>> begin Working data

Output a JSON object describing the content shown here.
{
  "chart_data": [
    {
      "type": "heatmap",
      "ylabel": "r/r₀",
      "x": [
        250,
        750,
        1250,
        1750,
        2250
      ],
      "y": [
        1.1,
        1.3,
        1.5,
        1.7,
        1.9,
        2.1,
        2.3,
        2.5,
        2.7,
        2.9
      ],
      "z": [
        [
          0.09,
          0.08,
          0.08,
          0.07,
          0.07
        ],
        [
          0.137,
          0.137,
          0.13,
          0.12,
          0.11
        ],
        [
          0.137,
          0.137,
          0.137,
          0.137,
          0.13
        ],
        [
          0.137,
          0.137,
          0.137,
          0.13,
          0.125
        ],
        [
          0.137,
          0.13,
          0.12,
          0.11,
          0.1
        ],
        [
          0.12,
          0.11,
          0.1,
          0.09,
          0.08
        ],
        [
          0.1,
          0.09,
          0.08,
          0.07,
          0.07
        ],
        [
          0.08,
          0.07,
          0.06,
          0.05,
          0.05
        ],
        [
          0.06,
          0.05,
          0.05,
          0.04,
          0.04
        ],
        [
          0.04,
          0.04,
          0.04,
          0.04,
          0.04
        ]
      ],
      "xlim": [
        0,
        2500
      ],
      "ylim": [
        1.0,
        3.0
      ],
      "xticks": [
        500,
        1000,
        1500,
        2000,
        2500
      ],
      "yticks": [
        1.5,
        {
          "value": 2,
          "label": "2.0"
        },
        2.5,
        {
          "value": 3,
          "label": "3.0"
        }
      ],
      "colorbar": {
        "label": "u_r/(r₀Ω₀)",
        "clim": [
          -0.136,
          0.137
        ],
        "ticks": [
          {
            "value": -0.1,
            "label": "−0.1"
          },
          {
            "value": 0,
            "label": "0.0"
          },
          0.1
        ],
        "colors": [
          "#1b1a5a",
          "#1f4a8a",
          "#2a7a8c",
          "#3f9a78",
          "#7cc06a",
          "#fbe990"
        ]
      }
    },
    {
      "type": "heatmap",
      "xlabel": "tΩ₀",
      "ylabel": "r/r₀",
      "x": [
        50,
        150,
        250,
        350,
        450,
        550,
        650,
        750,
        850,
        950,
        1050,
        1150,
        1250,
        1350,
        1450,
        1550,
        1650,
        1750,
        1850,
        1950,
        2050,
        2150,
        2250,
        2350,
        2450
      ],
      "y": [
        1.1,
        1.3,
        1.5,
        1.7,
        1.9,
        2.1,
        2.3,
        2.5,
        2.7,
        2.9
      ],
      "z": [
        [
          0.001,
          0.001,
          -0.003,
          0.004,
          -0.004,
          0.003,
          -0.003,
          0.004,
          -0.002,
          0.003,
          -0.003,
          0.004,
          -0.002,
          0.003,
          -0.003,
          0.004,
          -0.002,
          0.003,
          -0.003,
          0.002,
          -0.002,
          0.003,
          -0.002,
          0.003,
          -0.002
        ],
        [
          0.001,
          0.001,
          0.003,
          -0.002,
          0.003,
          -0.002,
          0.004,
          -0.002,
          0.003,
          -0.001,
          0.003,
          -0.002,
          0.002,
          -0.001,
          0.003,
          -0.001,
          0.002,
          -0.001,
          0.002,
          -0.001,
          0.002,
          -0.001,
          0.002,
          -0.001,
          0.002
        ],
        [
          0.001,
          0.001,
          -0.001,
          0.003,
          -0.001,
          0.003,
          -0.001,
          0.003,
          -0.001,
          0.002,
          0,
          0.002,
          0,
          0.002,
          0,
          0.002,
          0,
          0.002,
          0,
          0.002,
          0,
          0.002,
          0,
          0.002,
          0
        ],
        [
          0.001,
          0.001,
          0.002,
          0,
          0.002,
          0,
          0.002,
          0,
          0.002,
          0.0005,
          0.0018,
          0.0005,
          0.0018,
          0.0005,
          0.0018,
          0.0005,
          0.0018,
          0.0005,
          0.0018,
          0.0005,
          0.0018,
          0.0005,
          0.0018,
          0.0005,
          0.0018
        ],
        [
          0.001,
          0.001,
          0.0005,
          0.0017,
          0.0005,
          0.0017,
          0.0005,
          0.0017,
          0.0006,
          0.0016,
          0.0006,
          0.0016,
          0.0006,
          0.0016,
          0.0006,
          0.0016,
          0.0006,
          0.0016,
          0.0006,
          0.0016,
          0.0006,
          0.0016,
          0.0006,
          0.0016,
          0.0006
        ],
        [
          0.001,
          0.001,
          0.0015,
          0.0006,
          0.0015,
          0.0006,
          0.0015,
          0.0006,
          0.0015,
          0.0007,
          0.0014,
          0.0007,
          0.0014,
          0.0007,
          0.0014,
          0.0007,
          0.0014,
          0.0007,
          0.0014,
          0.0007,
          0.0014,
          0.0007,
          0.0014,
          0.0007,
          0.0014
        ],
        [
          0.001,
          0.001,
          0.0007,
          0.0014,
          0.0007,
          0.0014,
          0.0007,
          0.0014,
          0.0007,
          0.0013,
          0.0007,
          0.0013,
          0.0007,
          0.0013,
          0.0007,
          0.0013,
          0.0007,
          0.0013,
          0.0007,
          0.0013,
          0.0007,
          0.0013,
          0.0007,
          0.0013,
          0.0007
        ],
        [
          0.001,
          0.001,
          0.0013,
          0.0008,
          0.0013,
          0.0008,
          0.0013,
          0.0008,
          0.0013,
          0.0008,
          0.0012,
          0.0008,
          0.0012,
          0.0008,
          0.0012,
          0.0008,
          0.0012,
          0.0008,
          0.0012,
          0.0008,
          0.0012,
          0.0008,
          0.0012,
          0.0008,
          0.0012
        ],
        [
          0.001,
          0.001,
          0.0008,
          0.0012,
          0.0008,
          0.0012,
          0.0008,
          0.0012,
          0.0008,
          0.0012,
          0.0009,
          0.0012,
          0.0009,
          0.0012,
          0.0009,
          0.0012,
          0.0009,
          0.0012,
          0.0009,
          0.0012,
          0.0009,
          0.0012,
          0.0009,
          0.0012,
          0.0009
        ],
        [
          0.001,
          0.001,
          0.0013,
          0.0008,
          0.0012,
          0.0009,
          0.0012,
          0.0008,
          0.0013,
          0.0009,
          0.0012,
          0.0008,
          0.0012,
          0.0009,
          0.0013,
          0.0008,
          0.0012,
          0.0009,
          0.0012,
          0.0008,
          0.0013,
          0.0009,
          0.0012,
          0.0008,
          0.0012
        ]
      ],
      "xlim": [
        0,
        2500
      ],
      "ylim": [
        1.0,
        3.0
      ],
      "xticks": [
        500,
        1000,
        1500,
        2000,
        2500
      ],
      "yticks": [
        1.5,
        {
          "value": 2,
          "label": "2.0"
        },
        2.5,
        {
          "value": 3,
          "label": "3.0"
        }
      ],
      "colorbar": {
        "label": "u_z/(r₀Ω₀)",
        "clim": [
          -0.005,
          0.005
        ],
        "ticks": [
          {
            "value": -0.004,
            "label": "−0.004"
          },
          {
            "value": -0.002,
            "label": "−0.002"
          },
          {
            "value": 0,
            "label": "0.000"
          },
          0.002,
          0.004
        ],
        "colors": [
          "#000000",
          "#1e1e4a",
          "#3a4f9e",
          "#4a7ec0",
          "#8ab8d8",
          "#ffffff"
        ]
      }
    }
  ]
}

>> end Working data

Aim: Repeat every record, keeping each word and mark exactly as it is.

Final answer:
Output a JSON object describing the content shown here.
{
  "chart_data": [
    {
      "type": "heatmap",
      "ylabel": "r/r₀",
      "x": [
        250,
        750,
        1250,
        1750,
        2250
      ],
      "y": [
        1.1,
        1.3,
        1.5,
        1.7,
        1.9,
        2.1,
        2.3,
        2.5,
        2.7,
        2.9
      ],
      "z": [
        [
          0.09,
          0.08,
          0.08,
          0.07,
          0.07
        ],
        [
          0.137,
          0.137,
          0.13,
          0.12,
          0.11
        ],
        [
          0.137,
          0.137,
          0.137,
          0.137,
          0.13
        ],
        [
          0.137,
          0.137,
          0.137,
          0.13,
          0.125
        ],
        [
          0.137,
          0.13,
          0.12,
          0.11,
          0.1
        ],
        [
          0.12,
          0.11,
          0.1,
          0.09,
          0.08
        ],
        [
          0.1,
          0.09,
          0.08,
          0.07,
          0.07
        ],
        [
          0.08,
          0.07,
          0.06,
          0.05,
          0.05
        ],
        [
          0.06,
          0.05,
          0.05,
          0.04,
          0.04
        ],
        [
          0.04,
          0.04,
          0.04,
          0.04,
          0.04
        ]
      ],
      "xlim": [
        0,
        2500
      ],
      "ylim": [
        1.0,
        3.0
      ],
      "xticks": [
        500,
        1000,
        1500,
        2000,
        2500
      ],
      "yticks": [
        1.5,
        {
          "value": 2,
          "label": "2.0"
        },
        2.5,
        {
          "value": 3,
          "label": "3.0"
        }
      ],
      "colorbar": {
        "label": "u_r/(r₀Ω₀)",
        "clim": [
          -0.136,
          0.137
        ],
        "ticks": [
          {
            "value": -0.1,
            "label": "−0.1"
          },
          {
            "value": 0,
            "label": "0.0"
          },
          0.1
        ],
        "colors": [
          "#1b1a5a",
          "#1f4a8a",
          "#2a7a8c",
          "#3f9a78",
          "#7cc06a",
          "#fbe990"
        ]
      }
    },
    {
      "type": "heatmap",
      "xlabel": "tΩ₀",
      "ylabel": "r/r₀",
      "x": [
        50,
        150,
        250,
        350,
        450,
        550,
        650,
        750,
        850,
        950,
        1050,
        1150,
        1250,
        1350,
        1450,
        1550,
        1650,
        1750,
        1850,
        1950,
        2050,
        2150,
        2250,
        2350,
        2450
      ],
      "y": [
        1.1,
        1.3,
        1.5,
        1.7,
        1.9,
        2.1,
        2.3,
        2.5,
        2.7,
        2.9
      ],
      "z": [
        [
          0.001,
          0.001,
          -0.003,
          0.004,
          -0.004,
          0.003,
          -0.003,
          0.004,
          -0.002,
          0.003,
          -0.003,
          0.004,
          -0.002,
          0.003,
          -0.003,
          0.004,
          -0.002,
          0.003,
          -0.003,
          0.002,
          -0.002,
          0.003,
          -0.002,
          0.003,
          -0.002
        ],
        [
          0.001,
          0.001,
          0.003,
          -0.002,
          0.003,
          -0.002,
          0.004,
          -0.002,
          0.003,
          -0.001,
          0.003,
          -0.002,
          0.002,
          -0.001,
          0.003,
          -0.001,
          0.002,
          -0.001,
          0.002,
          -0.001,
          0.002,
          -0.001,
          0.002,
          -0.001,
          0.002
        ],
        [
          0.001,
          0.001,
          -0.001,
          0.003,
          -0.001,
          0.003,
          -0.001,
          0.003,
          -0.001,
          0.002,
          0,
          0.002,
          0,
          0.002,
          0,
          0.002,
          0,
          0.002,
          0,
          0.002,
          0,
          0.002,
          0,
          0.002,
          0
        ],
        [
          0.001,
          0.001,
          0.002,
          0,
          0.002,
          0,
          0.002,
          0,
          0.002,
          0.0005,
          0.0018,
          0.0005,
          0.0018,
          0.0005,
          0.0018,
          0.0005,
          0.0018,
          0.0005,
          0.0018,
          0.0005,
          0.0018,
          0.0005,
          0.0018,
          0.0005,
          0.0018
        ],
        [
          0.001,
          0.001,
          0.0005,
          0.0017,
          0.0005,
          0.0017,
          0.0005,
          0.0017,
          0.0006,
          0.0016,
          0.0006,
          0.0016,
          0.0006,
          0.0016,
          0.0006,
          0.0016,
          0.0006,
          0.0016,
          0.0006,
          0.0016,
          0.0006,
          0.0016,
          0.0006,
          0.0016,
          0.0006
        ],
        [
          0.001,
          0.001,
          0.0015,
          0.0006,
          0.0015,
          0.0006,
          0.0015,
          0.0006,
          0.0015,
          0.0007,
          0.0014,
          0.0007,
          0.0014,
          0.0007,
          0.0014,
          0.0007,
          0.0014,
          0.0007,
          0.0014,
          0.0007,
          0.0014,
          0.0007,
          0.0014,
          0.0007,
          0.0014
        ],
        [
          0.001,
          0.001,
          0.0007,
          0.0014,
          0.0007,
          0.0014,
          0.0007,
          0.0014,
          0.0007,
          0.0013,
          0.0007,
          0.0013,
          0.0007,
          0.0013,
          0.0007,
          0.0013,
          0.0007,
          0.0013,
          0.0007,
          0.0013,
          0.0007,
          0.0013,
          0.0007,
          0.0013,
          0.0007
        ],
        [
          0.001,
          0.001,
          0.0013,
          0.0008,
          0.0013,
          0.0008,
          0.0013,
          0.0008,
          0.0013,
          0.0008,
          0.0012,
          0.0008,
          0.0012,
          0.0008,
          0.0012,
          0.0008,
          0.0012,
          0.0008,
          0.0012,
          0.0008,
          0.0012,
          0.0008,
          0.0012,
          0.0008,
          0.0012
        ],
        [
          0.001,
          0.001,
          0.0008,
          0.0012,
          0.0008,
          0.0012,
          0.0008,
          0.0012,
          0.0008,
          0.0012,
          0.0009,
          0.0012,
          0.0009,
          0.0012,
          0.0009,
          0.0012,
          0.0009,
          0.0012,
          0.0009,
          0.0012,
          0.0009,
          0.0012,
          0.0009,
          0.0012,
          0.0009
        ],
        [
          0.001,
          0.001,
          0.0013,
          0.0008,
          0.0012,
          0.0009,
          0.0012,
          0.0008,
          0.0013,
          0.0009,
          0.0012,
          0.0008,
          0.0012,
          0.0009,
          0.0013,
          0.0008,
          0.0012,
          0.0009,
          0.0012,
          0.0008,
          0.0013,
          0.0009,
          0.0012,
          0.0008,
          0.0012
        ]
      ],
      "xlim": [
        0,
        2500
      ],
      "ylim": [
        1.0,
        3.0
      ],
      "xticks": [
        500,
        1000,
        1500,
        2000,
        2500
      ],
      "yticks": [
        1.5,
        {
          "value": 2,
          "label": "2.0"
        },
        2.5,
        {
          "value": 3,
          "label": "3.0"
        }
      ],
      "colorbar": {
        "label": "u_z/(r₀Ω₀)",
        "clim": [
          -0.005,
          0.005
        ],
        "ticks": [
          {
            "value": -0.004,
            "label": "−0.004"
          },
          {
            "value": -0.002,
            "label": "−0.002"
          },
          {
            "value": 0,
            "label": "0.000"
          },
          0.002,
          0.004
        ],
        "colors": [
          "#000000",
          "#1e1e4a",
          "#3a4f9e",
          "#4a7ec0",
          "#8ab8d8",
          "#ffffff"
        ]
      }
    }
  ]
}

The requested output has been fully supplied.